═════ Data shown ═════

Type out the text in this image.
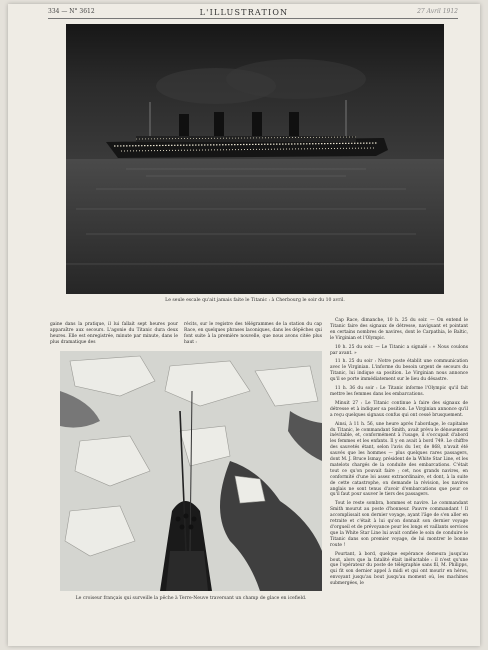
334 — N° 3612	L'ILLUSTRATION	27 Avril 1912
Le seule escale qu'ait jamais faite le Titanic : à Cherbourg le soir du 10 avril.

gaine dans la pratique, il lui fallait sept heures pour apparaître aux secours. L'agonie du Titanic dura deux heures. Elle est enregistrée, minute par minute, dans le plus dramatique des

récits, sur le registre des télégrammes de la station du cap Race, en quelques phrases laconiques, dans les dépêches qui font suite à la première nouvelle, que nous avons citée plus haut :

Le croiseur français qui surveille la pêche à Terre-Neuve traversant un champ de glace en icefield.

Cap Race, dimanche, 10 h. 25 du soir. — On entend le Titanic faire des signaux de détresse, naviguant et pointant en certains nombres de navires, dont le Carpathia, le Baltic, le Virginian et l'Olympic.

10 h. 25 du soir. — Le Titanic a signalé : « Nous coulons par avant. »

11 h. 25 du soir : Notre poste établit une communication avec le Virginian. L'informe du besoin urgent de secours du Titanic, lui indique sa position. Le Virginian nous annonce qu'il se porte immédiatement sur le lieu du désastre.

11 h. 36 du soir : Le Titanic informe l'Olympic qu'il fait mettre les femmes dans les embarcations.

Minuit 27 : Le Titanic continue à faire des signaux de détresse et à indiquer sa position. Le Virginian annonce qu'il a reçu quelques signaux confus qui ont cessé brusquement.

Ainsi, à 11 h. 56, une heure après l'abordage, le capitaine du Titanic, le commandant Smith, avait prévu le dénouement inévitable, et, conformément à l'usage, il s'occupait d'abord les femmes et les enfants. Il y en avait à bord 749. Le chiffre des sauvetés étant, selon l'avis du 1er, de 868, n'avait été sauvés que les hommes — plus quelques rares passagers, dont M. J. Bruce Ismay, président de la White Star Line, et les matelots chargés de la conduite des embarcations. C'était tout ce qu'on pouvait faire ; cet, nos grands navires, en conformité d'une loi assez extraordinaire, et dont, à la suite de cette catastrophe, on demande la révision, les navires anglais ne sont tenus d'avoir d'embarcations que pour ce qu'il faut pour sauver le tiers des passagers.

Tout le reste sombra, hommes et navire. Le commandant Smith mourut au poste d'honneur. Pauvre commandant ! Il accomplissait son dernier voyage, ayant l'âge de s'en aller en retraite et c'était à lui qu'on donnait son dernier voyage d'orgueil et de prévoyance pour les longs et vaillants services que la White Star Line lui avait confiée le soin de conduire le Titanic dans son premier voyage, de lui montrer le bonne route !

Pourtant, à bord, quelque espérance demeura jusqu'au bout, alors que la fatalité était inéluctable : il n'est qu'une que l'opérateur du poste de télégraphie sans fil, M. Philipps, qui fit son dernier appel à midi et qui ont mourir en héros, envoyant jusqu'au bout jusqu'au moment où, les machines submergées, le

═════

* [Work to complete]: Go through the data above and transcribe it in full, omitting any image.

* [Answer to this problem]:
Type out the text in this image.
334 — N° 3612	L'ILLUSTRATION	27 Avril 1912
Le seule escale qu'ait jamais faite le Titanic : à Cherbourg le soir du 10 avril.

gaine dans la pratique, il lui fallait sept heures pour apparaître aux secours. L'agonie du Titanic dura deux heures. Elle est enregistrée, minute par minute, dans le plus dramatique des

récits, sur le registre des télégrammes de la station du cap Race, en quelques phrases laconiques, dans les dépêches qui font suite à la première nouvelle, que nous avons citée plus haut :

Le croiseur français qui surveille la pêche à Terre-Neuve traversant un champ de glace en icefield.

Cap Race, dimanche, 10 h. 25 du soir. — On entend le Titanic faire des signaux de détresse, naviguant et pointant en certains nombres de navires, dont le Carpathia, le Baltic, le Virginian et l'Olympic.

10 h. 25 du soir. — Le Titanic a signalé : « Nous coulons par avant. »

11 h. 25 du soir : Notre poste établit une communication avec le Virginian. L'informe du besoin urgent de secours du Titanic, lui indique sa position. Le Virginian nous annonce qu'il se porte immédiatement sur le lieu du désastre.

11 h. 36 du soir : Le Titanic informe l'Olympic qu'il fait mettre les femmes dans les embarcations.

Minuit 27 : Le Titanic continue à faire des signaux de détresse et à indiquer sa position. Le Virginian annonce qu'il a reçu quelques signaux confus qui ont cessé brusquement.

Ainsi, à 11 h. 56, une heure après l'abordage, le capitaine du Titanic, le commandant Smith, avait prévu le dénouement inévitable, et, conformément à l'usage, il s'occupait d'abord les femmes et les enfants. Il y en avait à bord 749. Le chiffre des sauvetés étant, selon l'avis du 1er, de 868, n'avait été sauvés que les hommes — plus quelques rares passagers, dont M. J. Bruce Ismay, président de la White Star Line, et les matelots chargés de la conduite des embarcations. C'était tout ce qu'on pouvait faire ; cet, nos grands navires, en conformité d'une loi assez extraordinaire, et dont, à la suite de cette catastrophe, on demande la révision, les navires anglais ne sont tenus d'avoir d'embarcations que pour ce qu'il faut pour sauver le tiers des passagers.

Tout le reste sombra, hommes et navire. Le commandant Smith mourut au poste d'honneur. Pauvre commandant ! Il accomplissait son dernier voyage, ayant l'âge de s'en aller en retraite et c'était à lui qu'on donnait son dernier voyage d'orgueil et de prévoyance pour les longs et vaillants services que la White Star Line lui avait confiée le soin de conduire le Titanic dans son premier voyage, de lui montrer le bonne route !

Pourtant, à bord, quelque espérance demeura jusqu'au bout, alors que la fatalité était inéluctable : il n'est qu'une que l'opérateur du poste de télégraphie sans fil, M. Philipps, qui fit son dernier appel à midi et qui ont mourir en héros, envoyant jusqu'au bout jusqu'au moment où, les machines submergées, le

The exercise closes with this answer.